▶ Exercise
Without the pictures, return each record as it appears.

▶ Given records
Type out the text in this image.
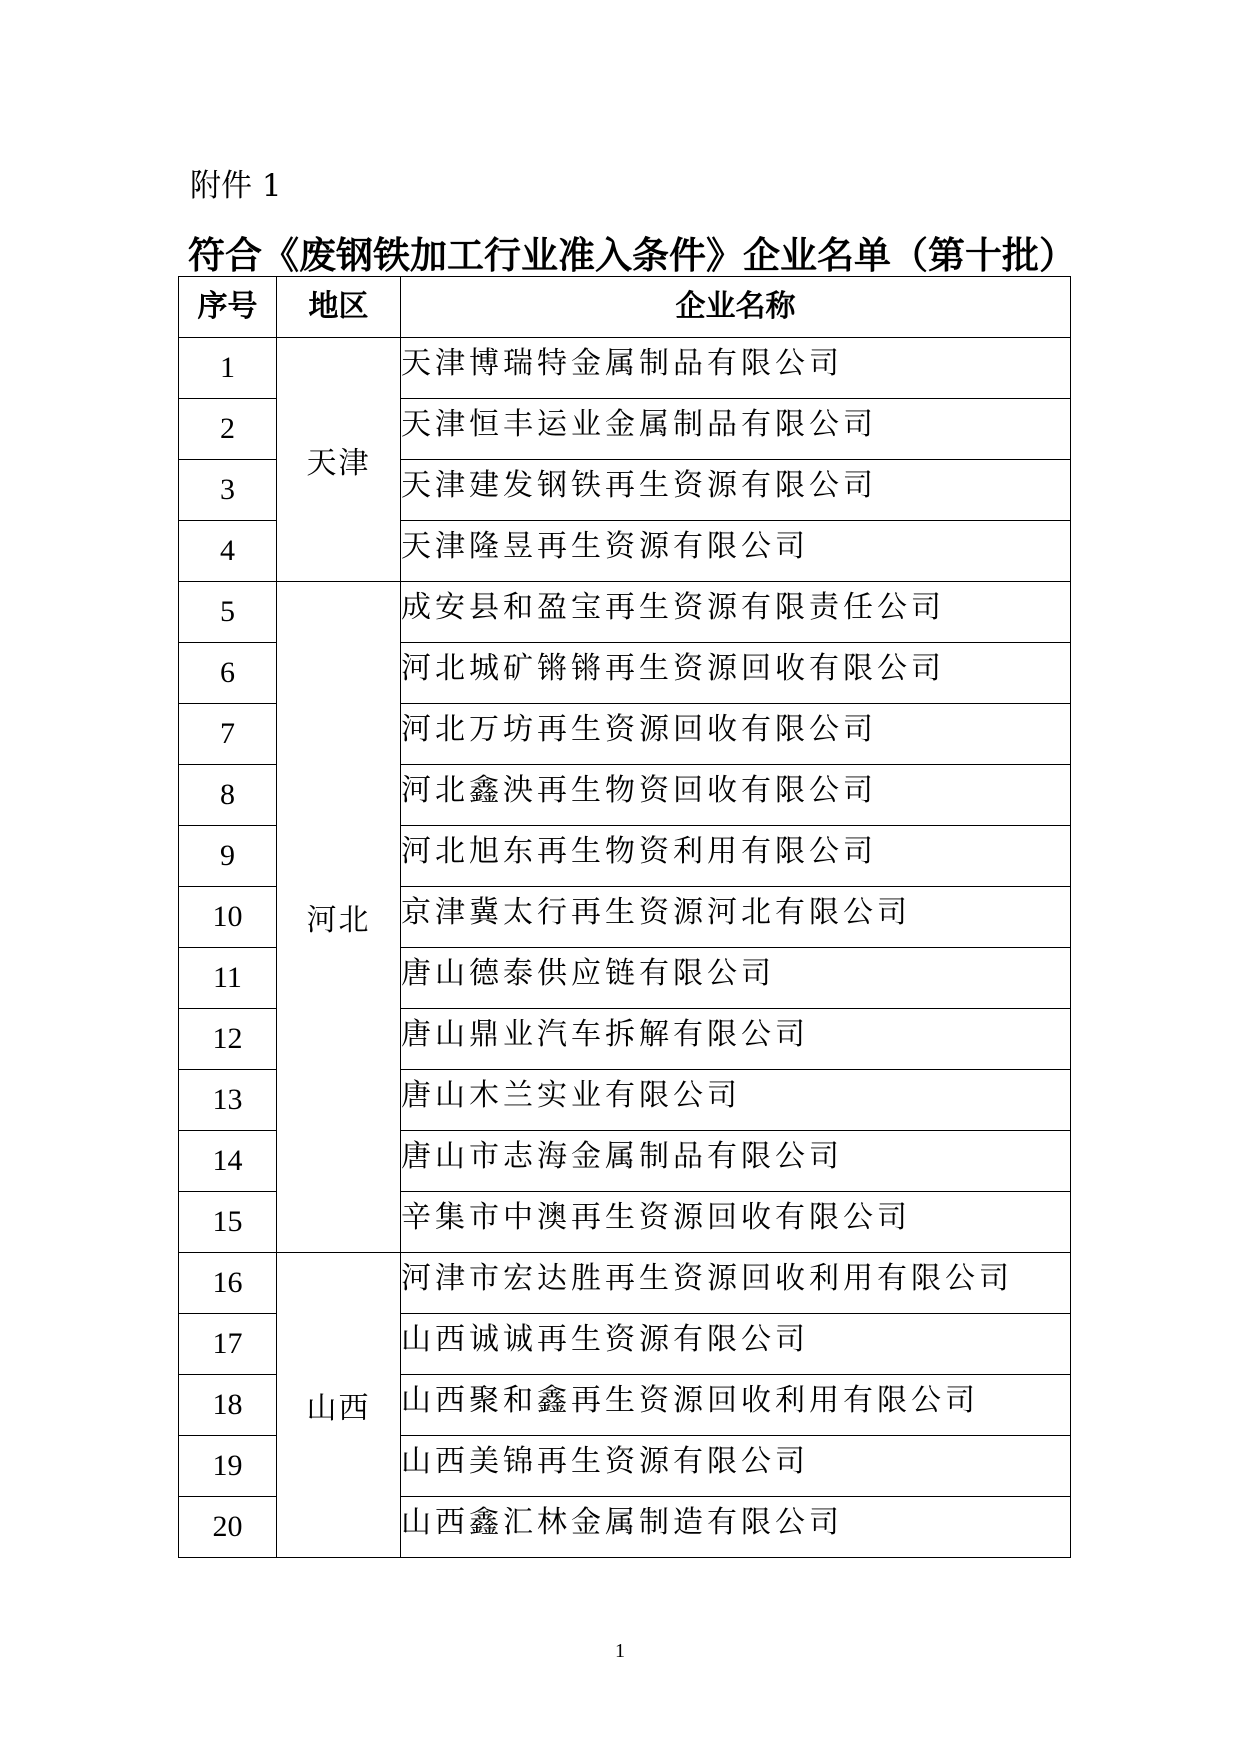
附件 1
符合《废钢铁加工行业准入条件》企业名单（第十批）
序号	地区	企业名称
1	天津	天津博瑞特金属制品有限公司
2		天津恒丰运业金属制品有限公司
3		天津建发钢铁再生资源有限公司
4		天津隆昱再生资源有限公司
5	河北	成安县和盈宝再生资源有限责任公司
6		河北城矿锵锵再生资源回收有限公司
7		河北万坊再生资源回收有限公司
8		河北鑫泱再生物资回收有限公司
9		河北旭东再生物资利用有限公司
10		京津冀太行再生资源河北有限公司
11		唐山德泰供应链有限公司
12		唐山鼎业汽车拆解有限公司
13		唐山木兰实业有限公司
14		唐山市志海金属制品有限公司
15		辛集市中澳再生资源回收有限公司
16	山西	河津市宏达胜再生资源回收利用有限公司
17		山西诚诚再生资源有限公司
18		山西聚和鑫再生资源回收利用有限公司
19		山西美锦再生资源有限公司
20		山西鑫汇林金属制造有限公司
1
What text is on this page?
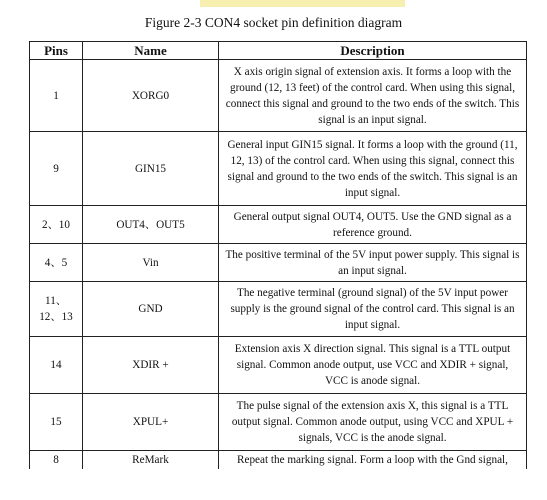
Figure 2-3 CON4 socket pin definition diagram
Pins	Name	Description
1	XORG0	X axis origin signal of extension axis. It forms a loop with the ground (12, 13 feet) of the control card. When using this signal, connect this signal and ground to the two ends of the switch. This signal is an input signal.
9	GIN15	General input GIN15 signal. It forms a loop with the ground (11, 12, 13) of the control card. When using this signal, connect this signal and ground to the two ends of the switch. This signal is an input signal.
2、10	OUT4、OUT5	General output signal OUT4, OUT5. Use the GND signal as a reference ground.
4、5	Vin	The positive terminal of the 5V input power supply. This signal is an input signal.
11、12、13	GND	The negative terminal (ground signal) of the 5V input power supply is the ground signal of the control card. This signal is an input signal.
14	XDIR +	Extension axis X direction signal. This signal is a TTL output signal. Common anode output, use VCC and XDIR + signal, VCC is anode signal.
15	XPUL+	The pulse signal of the extension axis X, this signal is a TTL output signal. Common anode output, using VCC and XPUL + signals, VCC is the anode signal.
8	ReMark	Repeat the marking signal. Form a loop with the Gnd signal,
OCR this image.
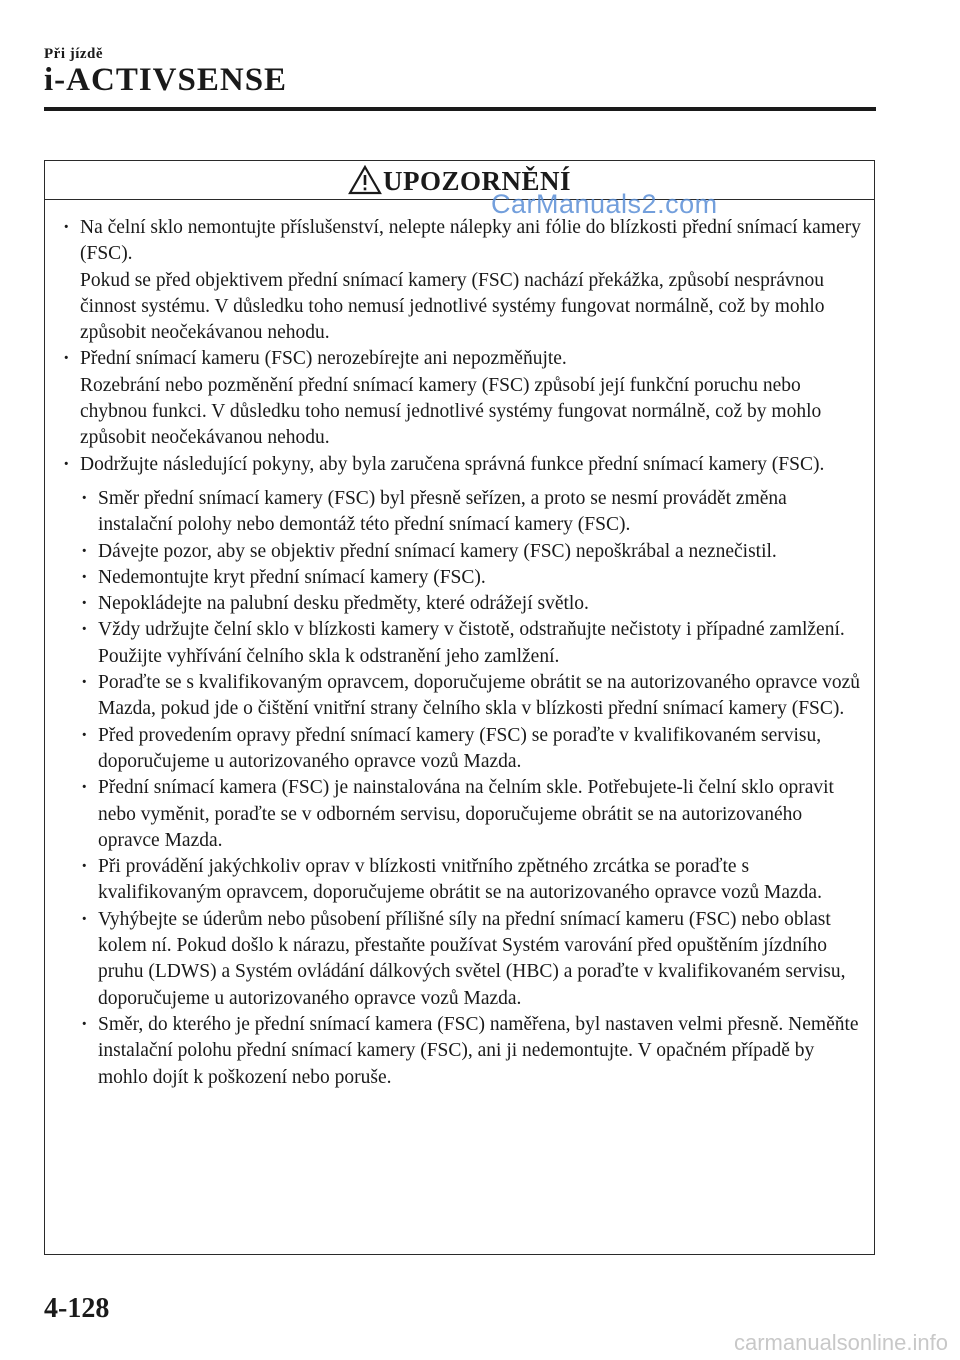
Při jízdě
i-ACTIVSENSE
UPOZORNĚNÍ
CarManuals2.com
· Na čelní sklo nemontujte příslušenství, nelepte nálepky ani fólie do blízkosti přední snímací kamery (FSC).
Pokud se před objektivem přední snímací kamery (FSC) nachází překážka, způsobí nesprávnou činnost systému. V důsledku toho nemusí jednotlivé systémy fungovat normálně, což by mohlo způsobit neočekávanou nehodu.
· Přední snímací kameru (FSC) nerozebírejte ani nepozměňujte.
Rozebrání nebo pozměnění přední snímací kamery (FSC) způsobí její funkční poruchu nebo chybnou funkci. V důsledku toho nemusí jednotlivé systémy fungovat normálně, což by mohlo způsobit neočekávanou nehodu.
· Dodržujte následující pokyny, aby byla zaručena správná funkce přední snímací kamery (FSC).
· Směr přední snímací kamery (FSC) byl přesně seřízen, a proto se nesmí provádět změna instalační polohy nebo demontáž této přední snímací kamery (FSC).
· Dávejte pozor, aby se objektiv přední snímací kamery (FSC) nepoškrábal a neznečistil.
· Nedemontujte kryt přední snímací kamery (FSC).
· Nepokládejte na palubní desku předměty, které odrážejí světlo.
· Vždy udržujte čelní sklo v blízkosti kamery v čistotě, odstraňujte nečistoty i případné zamlžení. Použijte vyhřívání čelního skla k odstranění jeho zamlžení.
· Poraďte se s kvalifikovaným opravcem, doporučujeme obrátit se na autorizovaného opravce vozů Mazda, pokud jde o čištění vnitřní strany čelního skla v blízkosti přední snímací kamery (FSC).
· Před provedením opravy přední snímací kamery (FSC) se poraďte v kvalifikovaném servisu, doporučujeme u autorizovaného opravce vozů Mazda.
· Přední snímací kamera (FSC) je nainstalována na čelním skle. Potřebujete-li čelní sklo opravit nebo vyměnit, poraďte se v odborném servisu, doporučujeme obrátit se na autorizovaného opravce Mazda.
· Při provádění jakýchkoliv oprav v blízkosti vnitřního zpětného zrcátka se poraďte s kvalifikovaným opravcem, doporučujeme obrátit se na autorizovaného opravce vozů Mazda.
· Vyhýbejte se úderům nebo působení přílišné síly na přední snímací kameru (FSC) nebo oblast kolem ní. Pokud došlo k nárazu, přestaňte používat Systém varování před opuštěním jízdního pruhu (LDWS) a Systém ovládání dálkových světel (HBC) a poraďte v kvalifikovaném servisu, doporučujeme u autorizovaného opravce vozů Mazda.
· Směr, do kterého je přední snímací kamera (FSC) naměřena, byl nastaven velmi přesně. Neměňte instalační polohu přední snímací kamery (FSC), ani ji nedemontujte. V opačném případě by mohlo dojít k poškození nebo poruše.
4-128
carmanualsonline.info
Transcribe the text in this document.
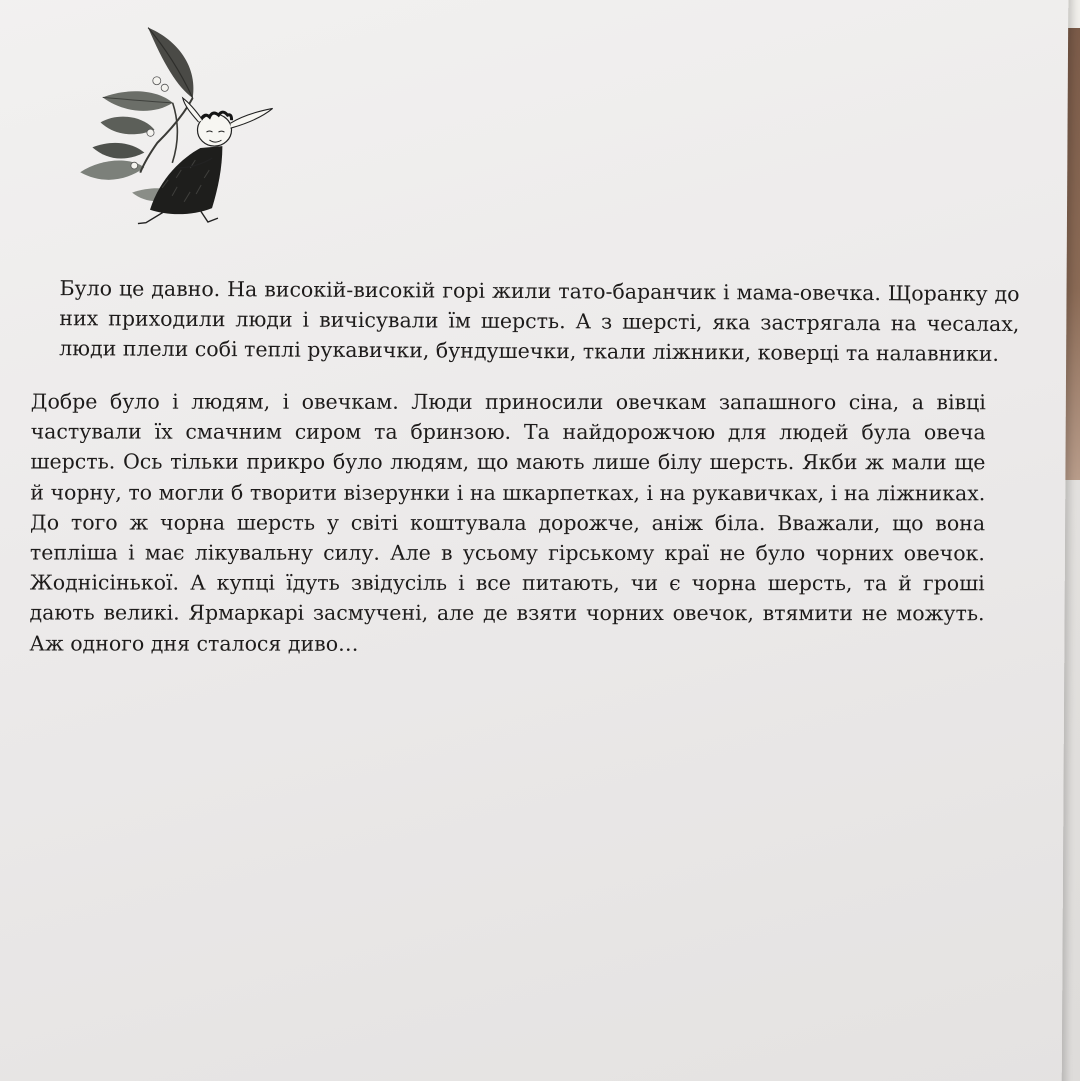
Було це давно. На високій-високій горі жили тато-баранчик і мама-овечка. Щоранку до них приходили люди і вичісували їм шерсть. А з шерсті, яка застрягала на чесалах, люди плели собі теплі рукавички, бундушечки, ткали ліжники, коверці та налавники.

Добре було і людям, і овечкам. Люди приносили овечкам запашного сіна, а вівці частували їх смачним сиром та бринзою. Та найдорожчою для людей була овеча шерсть. Ось тільки прикро було людям, що мають лише білу шерсть. Якби ж мали ще й чорну, то могли б творити візерунки і на шкарпетках, і на рукавичках, і на ліжниках. До того ж чорна шерсть у світі коштувала дорожче, аніж біла. Вважали, що вона тепліша і має лікувальну силу. Але в усьому гірському краї не було чорних овечок. Жоднісінької. А купці їдуть звідусіль і все питають, чи є чорна шерсть, та й гроші дають великі. Ярмаркарі засмучені, але де взяти чорних овечок, втямити не можуть. Аж одного дня сталося диво…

▶ Answer
Type out the text in this image.
附件 1
符合《废钢铁加工行业准入条件》企业名单（第十批）
序号	地区	企业名称
1	天津	天津博瑞特金属制品有限公司
2		天津恒丰运业金属制品有限公司
3		天津建发钢铁再生资源有限公司
4		天津隆昱再生资源有限公司
5	河北	成安县和盈宝再生资源有限责任公司
6		河北城矿锵锵再生资源回收有限公司
7		河北万坊再生资源回收有限公司
8		河北鑫泱再生物资回收有限公司
9		河北旭东再生物资利用有限公司
10		京津冀太行再生资源河北有限公司
11		唐山德泰供应链有限公司
12		唐山鼎业汽车拆解有限公司
13		唐山木兰实业有限公司
14		唐山市志海金属制品有限公司
15		辛集市中澳再生资源回收有限公司
16	山西	河津市宏达胜再生资源回收利用有限公司
17		山西诚诚再生资源有限公司
18		山西聚和鑫再生资源回收利用有限公司
19		山西美锦再生资源有限公司
20		山西鑫汇林金属制造有限公司
1
What text is on this page?
Figure 2-3 CON4 socket pin definition diagram
Pins	Name	Description
1	XORG0	X axis origin signal of extension axis. It forms a loop with the ground (12, 13 feet) of the control card. When using this signal, connect this signal and ground to the two ends of the switch. This signal is an input signal.
9	GIN15	General input GIN15 signal. It forms a loop with the ground (11, 12, 13) of the control card. When using this signal, connect this signal and ground to the two ends of the switch. This signal is an input signal.
2、10	OUT4、OUT5	General output signal OUT4, OUT5. Use the GND signal as a reference ground.
4、5	Vin	The positive terminal of the 5V input power supply. This signal is an input signal.
11、12、13	GND	The negative terminal (ground signal) of the 5V input power supply is the ground signal of the control card. This signal is an input signal.
14	XDIR +	Extension axis X direction signal. This signal is a TTL output signal. Common anode output, use VCC and XDIR + signal, VCC is anode signal.
15	XPUL+	The pulse signal of the extension axis X, this signal is a TTL output signal. Common anode output, using VCC and XPUL + signals, VCC is the anode signal.
8	ReMark	Repeat the marking signal. Form a loop with the Gnd signal,
OCR this image.
Při jízdě
i-ACTIVSENSE
UPOZORNĚNÍ
CarManuals2.com
· Na čelní sklo nemontujte příslušenství, nelepte nálepky ani fólie do blízkosti přední snímací kamery (FSC).
Pokud se před objektivem přední snímací kamery (FSC) nachází překážka, způsobí nesprávnou činnost systému. V důsledku toho nemusí jednotlivé systémy fungovat normálně, což by mohlo způsobit neočekávanou nehodu.
· Přední snímací kameru (FSC) nerozebírejte ani nepozměňujte.
Rozebrání nebo pozměnění přední snímací kamery (FSC) způsobí její funkční poruchu nebo chybnou funkci. V důsledku toho nemusí jednotlivé systémy fungovat normálně, což by mohlo způsobit neočekávanou nehodu.
· Dodržujte následující pokyny, aby byla zaručena správná funkce přední snímací kamery (FSC).
· Směr přední snímací kamery (FSC) byl přesně seřízen, a proto se nesmí provádět změna instalační polohy nebo demontáž této přední snímací kamery (FSC).
· Dávejte pozor, aby se objektiv přední snímací kamery (FSC) nepoškrábal a neznečistil.
· Nedemontujte kryt přední snímací kamery (FSC).
· Nepokládejte na palubní desku předměty, které odrážejí světlo.
· Vždy udržujte čelní sklo v blízkosti kamery v čistotě, odstraňujte nečistoty i případné zamlžení. Použijte vyhřívání čelního skla k odstranění jeho zamlžení.
· Poraďte se s kvalifikovaným opravcem, doporučujeme obrátit se na autorizovaného opravce vozů Mazda, pokud jde o čištění vnitřní strany čelního skla v blízkosti přední snímací kamery (FSC).
· Před provedením opravy přední snímací kamery (FSC) se poraďte v kvalifikovaném servisu, doporučujeme u autorizovaného opravce vozů Mazda.
· Přední snímací kamera (FSC) je nainstalována na čelním skle. Potřebujete-li čelní sklo opravit nebo vyměnit, poraďte se v odborném servisu, doporučujeme obrátit se na autorizovaného opravce Mazda.
· Při provádění jakýchkoliv oprav v blízkosti vnitřního zpětného zrcátka se poraďte s kvalifikovaným opravcem, doporučujeme obrátit se na autorizovaného opravce vozů Mazda.
· Vyhýbejte se úderům nebo působení přílišné síly na přední snímací kameru (FSC) nebo oblast kolem ní. Pokud došlo k nárazu, přestaňte používat Systém varování před opuštěním jízdního pruhu (LDWS) a Systém ovládání dálkových světel (HBC) a poraďte v kvalifikovaném servisu, doporučujeme u autorizovaného opravce vozů Mazda.
· Směr, do kterého je přední snímací kamera (FSC) naměřena, byl nastaven velmi přesně. Neměňte instalační polohu přední snímací kamery (FSC), ani ji nedemontujte. V opačném případě by mohlo dojít k poškození nebo poruše.
4-128
carmanualsonline.info
Transcribe the text in this document.
Було це давно. На високій-високій горі жили тато-баранчик і мама-овечка. Щоранку до них приходили люди і вичісували їм шерсть. А з шерсті, яка застрягала на чесалах, люди плели собі теплі рукавички, бундушечки, ткали ліжники, коверці та налавники.

Добре було і людям, і овечкам. Люди приносили овечкам запашного сіна, а вівці частували їх смачним сиром та бринзою. Та найдорожчою для людей була овеча шерсть. Ось тільки прикро було людям, що мають лише білу шерсть. Якби ж мали ще й чорну, то могли б творити візерунки і на шкарпетках, і на рукавичках, і на ліжниках. До того ж чорна шерсть у світі коштувала дорожче, аніж біла. Вважали, що вона тепліша і має лікувальну силу. Але в усьому гірському краї не було чорних овечок. Жоднісінької. А купці їдуть звідусіль і все питають, чи є чорна шерсть, та й гроші дають великі. Ярмаркарі засмучені, але де взяти чорних овечок, втямити не можуть. Аж одного дня сталося диво…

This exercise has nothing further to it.